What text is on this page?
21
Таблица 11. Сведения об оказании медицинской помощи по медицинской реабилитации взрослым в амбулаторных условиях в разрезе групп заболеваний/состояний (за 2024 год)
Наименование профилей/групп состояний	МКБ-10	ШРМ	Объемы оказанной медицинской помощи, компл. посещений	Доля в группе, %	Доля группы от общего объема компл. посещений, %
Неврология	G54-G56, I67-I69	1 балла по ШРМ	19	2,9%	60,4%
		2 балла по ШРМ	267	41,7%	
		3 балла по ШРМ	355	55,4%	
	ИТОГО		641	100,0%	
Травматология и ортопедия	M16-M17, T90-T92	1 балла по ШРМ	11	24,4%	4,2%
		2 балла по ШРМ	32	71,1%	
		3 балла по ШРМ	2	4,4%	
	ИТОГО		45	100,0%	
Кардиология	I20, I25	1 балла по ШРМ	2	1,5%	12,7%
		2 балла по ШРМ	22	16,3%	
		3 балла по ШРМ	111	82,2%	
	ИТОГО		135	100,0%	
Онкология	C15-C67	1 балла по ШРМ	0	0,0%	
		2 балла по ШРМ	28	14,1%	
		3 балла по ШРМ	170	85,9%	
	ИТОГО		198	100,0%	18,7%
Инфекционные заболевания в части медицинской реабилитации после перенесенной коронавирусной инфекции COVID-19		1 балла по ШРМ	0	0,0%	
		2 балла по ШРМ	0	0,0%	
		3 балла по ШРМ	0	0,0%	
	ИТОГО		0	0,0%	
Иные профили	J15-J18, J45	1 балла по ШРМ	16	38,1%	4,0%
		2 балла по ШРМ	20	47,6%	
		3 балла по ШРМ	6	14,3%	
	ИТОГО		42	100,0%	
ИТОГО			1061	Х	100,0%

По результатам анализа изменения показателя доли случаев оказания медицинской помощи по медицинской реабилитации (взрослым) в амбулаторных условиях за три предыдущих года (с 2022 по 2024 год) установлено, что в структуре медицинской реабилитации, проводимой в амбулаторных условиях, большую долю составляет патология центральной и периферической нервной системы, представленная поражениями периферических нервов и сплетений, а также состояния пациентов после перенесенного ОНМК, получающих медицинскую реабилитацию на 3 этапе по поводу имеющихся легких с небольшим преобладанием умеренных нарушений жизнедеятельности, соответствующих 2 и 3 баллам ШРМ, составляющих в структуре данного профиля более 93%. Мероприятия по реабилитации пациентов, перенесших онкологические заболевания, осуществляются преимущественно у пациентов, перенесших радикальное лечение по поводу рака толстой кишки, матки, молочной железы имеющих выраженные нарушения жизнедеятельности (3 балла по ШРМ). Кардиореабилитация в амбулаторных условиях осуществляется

------------------------------

Return every record, word for word.

• **Task output**:
What text is on this page?
21
Таблица 11. Сведения об оказании медицинской помощи по медицинской реабилитации взрослым в амбулаторных условиях в разрезе групп заболеваний/состояний (за 2024 год)
Наименование профилей/групп состояний	МКБ-10	ШРМ	Объемы оказанной медицинской помощи, компл. посещений	Доля в группе, %	Доля группы от общего объема компл. посещений, %
Неврология	G54-G56, I67-I69	1 балла по ШРМ	19	2,9%	60,4%
		2 балла по ШРМ	267	41,7%	
		3 балла по ШРМ	355	55,4%	
	ИТОГО		641	100,0%	
Травматология и ортопедия	M16-M17, T90-T92	1 балла по ШРМ	11	24,4%	4,2%
		2 балла по ШРМ	32	71,1%	
		3 балла по ШРМ	2	4,4%	
	ИТОГО		45	100,0%	
Кардиология	I20, I25	1 балла по ШРМ	2	1,5%	12,7%
		2 балла по ШРМ	22	16,3%	
		3 балла по ШРМ	111	82,2%	
	ИТОГО		135	100,0%	
Онкология	C15-C67	1 балла по ШРМ	0	0,0%	
		2 балла по ШРМ	28	14,1%	
		3 балла по ШРМ	170	85,9%	
	ИТОГО		198	100,0%	18,7%
Инфекционные заболевания в части медицинской реабилитации после перенесенной коронавирусной инфекции COVID-19		1 балла по ШРМ	0	0,0%	
		2 балла по ШРМ	0	0,0%	
		3 балла по ШРМ	0	0,0%	
	ИТОГО		0	0,0%	
Иные профили	J15-J18, J45	1 балла по ШРМ	16	38,1%	4,0%
		2 балла по ШРМ	20	47,6%	
		3 балла по ШРМ	6	14,3%	
	ИТОГО		42	100,0%	
ИТОГО			1061	Х	100,0%

По результатам анализа изменения показателя доли случаев оказания медицинской помощи по медицинской реабилитации (взрослым) в амбулаторных условиях за три предыдущих года (с 2022 по 2024 год) установлено, что в структуре медицинской реабилитации, проводимой в амбулаторных условиях, большую долю составляет патология центральной и периферической нервной системы, представленная поражениями периферических нервов и сплетений, а также состояния пациентов после перенесенного ОНМК, получающих медицинскую реабилитацию на 3 этапе по поводу имеющихся легких с небольшим преобладанием умеренных нарушений жизнедеятельности, соответствующих 2 и 3 баллам ШРМ, составляющих в структуре данного профиля более 93%. Мероприятия по реабилитации пациентов, перенесших онкологические заболевания, осуществляются преимущественно у пациентов, перенесших радикальное лечение по поводу рака толстой кишки, матки, молочной железы имеющих выраженные нарушения жизнедеятельности (3 балла по ШРМ). Кардиореабилитация в амбулаторных условиях осуществляется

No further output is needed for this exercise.